Using the data below, copy every line that contains the word "text".

## begin

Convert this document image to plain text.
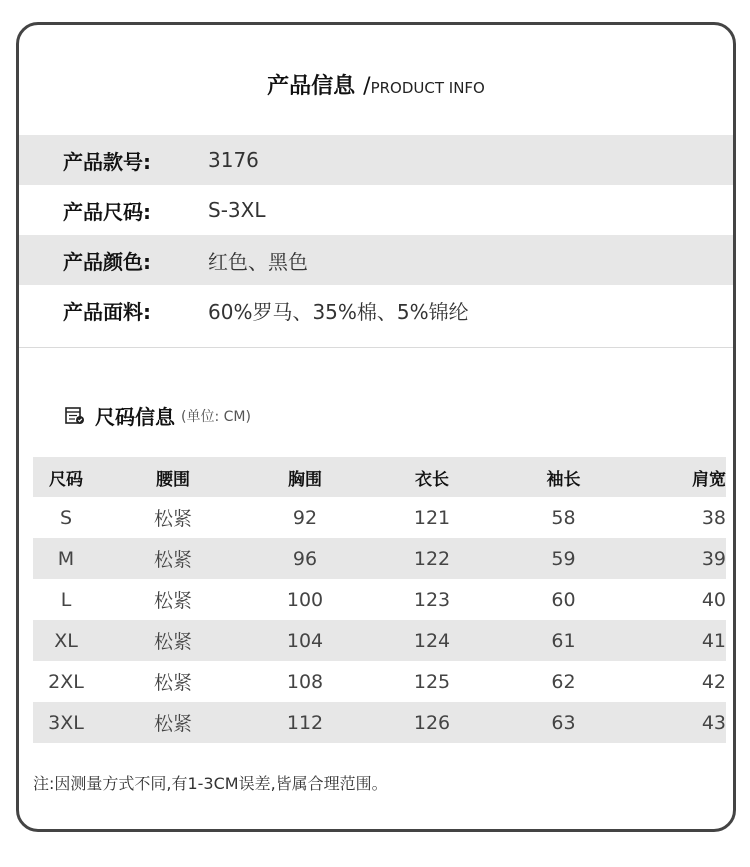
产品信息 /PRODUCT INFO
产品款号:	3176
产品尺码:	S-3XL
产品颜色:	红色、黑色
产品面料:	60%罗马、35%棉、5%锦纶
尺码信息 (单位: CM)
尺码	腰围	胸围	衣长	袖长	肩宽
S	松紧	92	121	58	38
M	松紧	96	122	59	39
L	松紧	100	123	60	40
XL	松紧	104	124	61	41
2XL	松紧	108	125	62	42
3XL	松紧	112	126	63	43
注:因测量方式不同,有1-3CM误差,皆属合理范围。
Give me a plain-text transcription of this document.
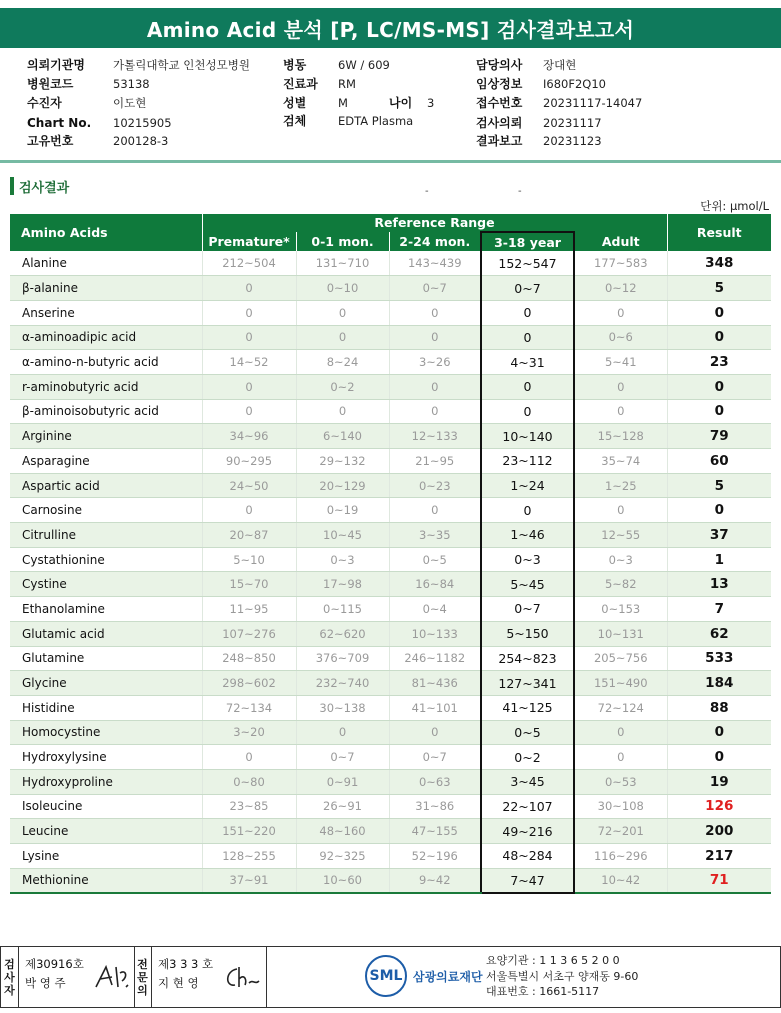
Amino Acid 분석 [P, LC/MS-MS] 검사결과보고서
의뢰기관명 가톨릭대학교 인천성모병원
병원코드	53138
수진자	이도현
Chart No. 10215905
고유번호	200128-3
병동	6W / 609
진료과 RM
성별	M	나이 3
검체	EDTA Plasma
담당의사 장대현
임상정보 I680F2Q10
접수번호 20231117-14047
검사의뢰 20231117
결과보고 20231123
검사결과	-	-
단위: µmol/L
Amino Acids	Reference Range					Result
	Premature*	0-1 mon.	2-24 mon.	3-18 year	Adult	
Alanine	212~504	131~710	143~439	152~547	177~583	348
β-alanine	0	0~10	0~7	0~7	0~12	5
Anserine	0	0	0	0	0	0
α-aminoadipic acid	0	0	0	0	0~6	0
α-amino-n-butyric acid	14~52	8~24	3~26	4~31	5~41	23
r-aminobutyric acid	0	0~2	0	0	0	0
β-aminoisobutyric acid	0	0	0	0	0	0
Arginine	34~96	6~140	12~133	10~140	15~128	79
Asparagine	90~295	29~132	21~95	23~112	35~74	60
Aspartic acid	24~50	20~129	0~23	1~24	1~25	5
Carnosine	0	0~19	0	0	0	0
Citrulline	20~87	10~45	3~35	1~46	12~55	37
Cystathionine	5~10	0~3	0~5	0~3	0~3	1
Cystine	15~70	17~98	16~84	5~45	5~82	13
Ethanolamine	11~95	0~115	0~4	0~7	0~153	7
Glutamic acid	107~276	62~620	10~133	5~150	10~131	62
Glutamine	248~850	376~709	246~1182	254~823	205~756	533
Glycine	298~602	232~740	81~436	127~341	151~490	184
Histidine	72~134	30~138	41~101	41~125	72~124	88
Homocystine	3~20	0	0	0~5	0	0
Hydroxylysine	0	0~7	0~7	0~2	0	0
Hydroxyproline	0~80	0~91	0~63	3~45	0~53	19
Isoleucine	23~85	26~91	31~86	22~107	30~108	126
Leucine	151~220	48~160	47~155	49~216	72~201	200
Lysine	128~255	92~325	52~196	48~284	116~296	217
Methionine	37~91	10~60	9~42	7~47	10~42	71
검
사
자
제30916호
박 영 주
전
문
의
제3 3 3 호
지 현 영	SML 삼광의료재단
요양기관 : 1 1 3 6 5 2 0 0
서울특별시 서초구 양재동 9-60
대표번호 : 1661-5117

## end

TASK OUTPUT:
Convert this document image to plain text.
Give me a plain-text transcription of this document.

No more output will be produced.